**Data entries for graphics**
◇ ◇ ◇ ◇ ◇

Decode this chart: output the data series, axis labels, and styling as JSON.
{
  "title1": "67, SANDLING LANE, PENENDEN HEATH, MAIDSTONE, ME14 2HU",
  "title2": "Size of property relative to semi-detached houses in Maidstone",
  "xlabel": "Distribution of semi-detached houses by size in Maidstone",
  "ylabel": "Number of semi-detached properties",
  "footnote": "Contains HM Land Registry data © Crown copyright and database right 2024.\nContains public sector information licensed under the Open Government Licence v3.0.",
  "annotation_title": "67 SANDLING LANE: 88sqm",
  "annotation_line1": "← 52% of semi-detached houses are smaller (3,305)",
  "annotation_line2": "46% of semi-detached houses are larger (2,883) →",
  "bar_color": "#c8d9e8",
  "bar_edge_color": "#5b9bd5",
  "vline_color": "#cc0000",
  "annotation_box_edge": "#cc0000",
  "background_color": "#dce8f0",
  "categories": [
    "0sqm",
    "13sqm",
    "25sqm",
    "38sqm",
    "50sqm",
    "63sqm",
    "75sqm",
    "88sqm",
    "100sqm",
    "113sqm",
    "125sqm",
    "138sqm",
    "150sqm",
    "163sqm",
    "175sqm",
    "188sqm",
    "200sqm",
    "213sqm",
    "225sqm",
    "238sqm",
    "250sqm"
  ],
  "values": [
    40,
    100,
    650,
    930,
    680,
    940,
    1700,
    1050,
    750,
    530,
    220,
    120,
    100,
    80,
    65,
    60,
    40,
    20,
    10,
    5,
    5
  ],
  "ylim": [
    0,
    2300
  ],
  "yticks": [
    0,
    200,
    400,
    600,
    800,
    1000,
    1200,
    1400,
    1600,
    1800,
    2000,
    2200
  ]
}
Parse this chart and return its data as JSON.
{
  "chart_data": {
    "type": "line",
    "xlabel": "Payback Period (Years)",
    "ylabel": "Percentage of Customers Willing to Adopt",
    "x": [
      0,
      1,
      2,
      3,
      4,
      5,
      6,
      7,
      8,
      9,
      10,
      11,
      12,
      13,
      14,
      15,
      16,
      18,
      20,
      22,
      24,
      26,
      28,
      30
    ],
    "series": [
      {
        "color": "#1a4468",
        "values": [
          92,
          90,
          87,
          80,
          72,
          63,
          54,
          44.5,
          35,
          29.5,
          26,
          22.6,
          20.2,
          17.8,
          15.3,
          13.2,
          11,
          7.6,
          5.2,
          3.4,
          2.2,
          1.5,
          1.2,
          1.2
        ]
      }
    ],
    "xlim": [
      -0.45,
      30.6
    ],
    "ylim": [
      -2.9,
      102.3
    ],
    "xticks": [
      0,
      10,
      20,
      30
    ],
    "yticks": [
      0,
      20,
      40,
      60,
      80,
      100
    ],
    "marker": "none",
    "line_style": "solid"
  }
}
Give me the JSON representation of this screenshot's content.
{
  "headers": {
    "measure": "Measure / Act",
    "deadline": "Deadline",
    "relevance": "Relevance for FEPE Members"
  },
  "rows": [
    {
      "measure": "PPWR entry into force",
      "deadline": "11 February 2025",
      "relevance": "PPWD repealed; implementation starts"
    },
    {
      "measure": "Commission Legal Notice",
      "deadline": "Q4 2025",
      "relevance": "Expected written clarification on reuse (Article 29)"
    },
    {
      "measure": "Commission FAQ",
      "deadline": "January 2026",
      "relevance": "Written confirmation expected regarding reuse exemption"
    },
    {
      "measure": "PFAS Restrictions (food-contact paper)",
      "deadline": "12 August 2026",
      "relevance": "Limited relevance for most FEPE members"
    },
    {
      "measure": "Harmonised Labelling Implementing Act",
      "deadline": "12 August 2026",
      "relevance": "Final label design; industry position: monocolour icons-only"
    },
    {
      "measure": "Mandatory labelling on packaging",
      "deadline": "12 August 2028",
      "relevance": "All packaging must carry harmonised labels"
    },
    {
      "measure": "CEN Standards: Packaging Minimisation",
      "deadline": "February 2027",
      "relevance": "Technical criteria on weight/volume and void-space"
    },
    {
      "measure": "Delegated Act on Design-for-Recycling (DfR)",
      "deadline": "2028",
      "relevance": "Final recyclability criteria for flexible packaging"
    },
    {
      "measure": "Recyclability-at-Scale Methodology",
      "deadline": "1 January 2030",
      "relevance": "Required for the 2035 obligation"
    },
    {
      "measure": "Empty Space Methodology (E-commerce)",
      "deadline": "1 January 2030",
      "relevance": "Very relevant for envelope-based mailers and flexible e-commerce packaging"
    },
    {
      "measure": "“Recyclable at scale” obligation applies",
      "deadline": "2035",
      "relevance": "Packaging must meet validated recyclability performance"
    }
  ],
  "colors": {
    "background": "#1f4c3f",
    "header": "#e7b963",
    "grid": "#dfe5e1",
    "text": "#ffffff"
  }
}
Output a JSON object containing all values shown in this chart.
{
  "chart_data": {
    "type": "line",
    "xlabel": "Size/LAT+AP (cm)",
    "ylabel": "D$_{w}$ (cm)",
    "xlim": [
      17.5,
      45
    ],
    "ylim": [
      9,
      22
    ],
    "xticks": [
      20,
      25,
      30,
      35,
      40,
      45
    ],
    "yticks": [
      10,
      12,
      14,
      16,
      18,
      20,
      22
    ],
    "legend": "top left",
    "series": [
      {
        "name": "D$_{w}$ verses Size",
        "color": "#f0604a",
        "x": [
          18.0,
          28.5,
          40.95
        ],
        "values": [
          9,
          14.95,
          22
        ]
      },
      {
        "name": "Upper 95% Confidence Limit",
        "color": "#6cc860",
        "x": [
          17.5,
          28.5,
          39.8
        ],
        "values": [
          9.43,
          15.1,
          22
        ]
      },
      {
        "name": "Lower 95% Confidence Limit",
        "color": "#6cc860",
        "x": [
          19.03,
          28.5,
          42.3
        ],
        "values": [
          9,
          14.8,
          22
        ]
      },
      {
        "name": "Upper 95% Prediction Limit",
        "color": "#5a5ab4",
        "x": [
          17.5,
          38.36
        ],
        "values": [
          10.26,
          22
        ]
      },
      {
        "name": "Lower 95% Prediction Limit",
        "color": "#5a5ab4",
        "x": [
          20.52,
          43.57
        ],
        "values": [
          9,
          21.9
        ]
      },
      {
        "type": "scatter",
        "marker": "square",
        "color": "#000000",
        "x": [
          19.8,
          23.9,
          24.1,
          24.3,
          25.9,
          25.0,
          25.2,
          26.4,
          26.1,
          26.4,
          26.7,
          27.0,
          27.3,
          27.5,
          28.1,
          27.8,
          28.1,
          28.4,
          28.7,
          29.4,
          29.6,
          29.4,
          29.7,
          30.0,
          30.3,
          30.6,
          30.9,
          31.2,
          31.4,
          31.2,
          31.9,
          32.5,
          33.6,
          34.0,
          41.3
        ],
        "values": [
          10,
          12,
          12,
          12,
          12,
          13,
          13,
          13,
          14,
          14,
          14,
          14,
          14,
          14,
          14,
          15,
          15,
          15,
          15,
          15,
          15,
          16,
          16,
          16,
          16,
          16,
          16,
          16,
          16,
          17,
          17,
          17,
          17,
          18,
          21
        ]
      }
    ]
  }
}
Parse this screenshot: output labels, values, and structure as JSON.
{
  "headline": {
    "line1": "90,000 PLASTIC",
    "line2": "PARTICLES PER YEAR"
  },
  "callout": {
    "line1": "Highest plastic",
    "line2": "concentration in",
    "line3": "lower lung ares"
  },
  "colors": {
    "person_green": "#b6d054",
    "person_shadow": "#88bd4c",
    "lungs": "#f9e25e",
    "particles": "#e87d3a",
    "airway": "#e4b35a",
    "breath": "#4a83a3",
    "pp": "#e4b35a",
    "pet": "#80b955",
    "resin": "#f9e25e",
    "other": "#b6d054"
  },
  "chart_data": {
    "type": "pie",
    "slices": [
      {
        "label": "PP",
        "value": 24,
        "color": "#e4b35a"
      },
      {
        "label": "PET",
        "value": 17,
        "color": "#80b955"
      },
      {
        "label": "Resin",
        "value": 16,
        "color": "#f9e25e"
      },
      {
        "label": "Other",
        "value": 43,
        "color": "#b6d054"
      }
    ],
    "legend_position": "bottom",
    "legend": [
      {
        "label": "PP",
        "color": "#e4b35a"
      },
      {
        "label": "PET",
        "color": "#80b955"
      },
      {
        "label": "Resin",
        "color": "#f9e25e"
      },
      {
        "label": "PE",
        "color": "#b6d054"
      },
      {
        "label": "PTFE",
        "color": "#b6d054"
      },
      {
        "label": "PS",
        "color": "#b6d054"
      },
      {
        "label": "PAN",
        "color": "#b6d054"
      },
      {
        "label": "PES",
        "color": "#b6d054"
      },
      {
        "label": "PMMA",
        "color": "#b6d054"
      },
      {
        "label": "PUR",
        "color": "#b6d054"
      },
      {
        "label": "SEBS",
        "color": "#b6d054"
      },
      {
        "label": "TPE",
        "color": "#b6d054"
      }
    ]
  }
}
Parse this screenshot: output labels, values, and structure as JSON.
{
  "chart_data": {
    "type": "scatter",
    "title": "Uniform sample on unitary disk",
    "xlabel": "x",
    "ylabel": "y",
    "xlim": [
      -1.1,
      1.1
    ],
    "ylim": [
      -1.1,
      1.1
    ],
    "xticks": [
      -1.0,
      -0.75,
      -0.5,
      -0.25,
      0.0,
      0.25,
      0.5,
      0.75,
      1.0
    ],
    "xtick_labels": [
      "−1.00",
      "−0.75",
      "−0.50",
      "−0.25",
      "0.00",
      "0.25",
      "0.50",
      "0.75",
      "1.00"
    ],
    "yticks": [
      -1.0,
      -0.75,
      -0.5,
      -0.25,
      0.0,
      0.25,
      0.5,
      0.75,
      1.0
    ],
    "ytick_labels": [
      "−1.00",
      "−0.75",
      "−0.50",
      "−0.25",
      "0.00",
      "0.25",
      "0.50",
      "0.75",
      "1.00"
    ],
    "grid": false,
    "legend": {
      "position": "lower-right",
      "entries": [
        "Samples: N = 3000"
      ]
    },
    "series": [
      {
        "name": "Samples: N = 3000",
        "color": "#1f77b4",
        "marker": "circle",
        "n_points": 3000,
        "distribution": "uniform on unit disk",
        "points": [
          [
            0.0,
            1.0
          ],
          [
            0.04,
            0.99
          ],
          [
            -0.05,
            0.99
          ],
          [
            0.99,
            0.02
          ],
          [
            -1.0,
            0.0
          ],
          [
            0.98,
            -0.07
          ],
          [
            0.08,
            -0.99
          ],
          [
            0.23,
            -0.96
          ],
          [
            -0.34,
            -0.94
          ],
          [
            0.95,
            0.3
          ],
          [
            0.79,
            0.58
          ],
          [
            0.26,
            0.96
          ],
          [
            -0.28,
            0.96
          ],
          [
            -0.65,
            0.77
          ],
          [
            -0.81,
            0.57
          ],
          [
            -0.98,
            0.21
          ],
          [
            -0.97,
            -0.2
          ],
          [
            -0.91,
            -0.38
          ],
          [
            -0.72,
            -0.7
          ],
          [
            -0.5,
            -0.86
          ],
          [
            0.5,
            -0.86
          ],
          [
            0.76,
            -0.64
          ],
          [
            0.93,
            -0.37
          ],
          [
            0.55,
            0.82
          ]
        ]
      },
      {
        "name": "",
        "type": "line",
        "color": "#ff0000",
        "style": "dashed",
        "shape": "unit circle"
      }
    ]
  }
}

◇ ◇ ◇ ◇ ◇

**YOUR OBJECTIVE**
Scan the listing above for the word "Upper" and copy every line that holds it.

**ANSWER TO THIS EXERCISE**
        "name": "Upper 95% Confidence Limit",
        "name": "Upper 95% Prediction Limit",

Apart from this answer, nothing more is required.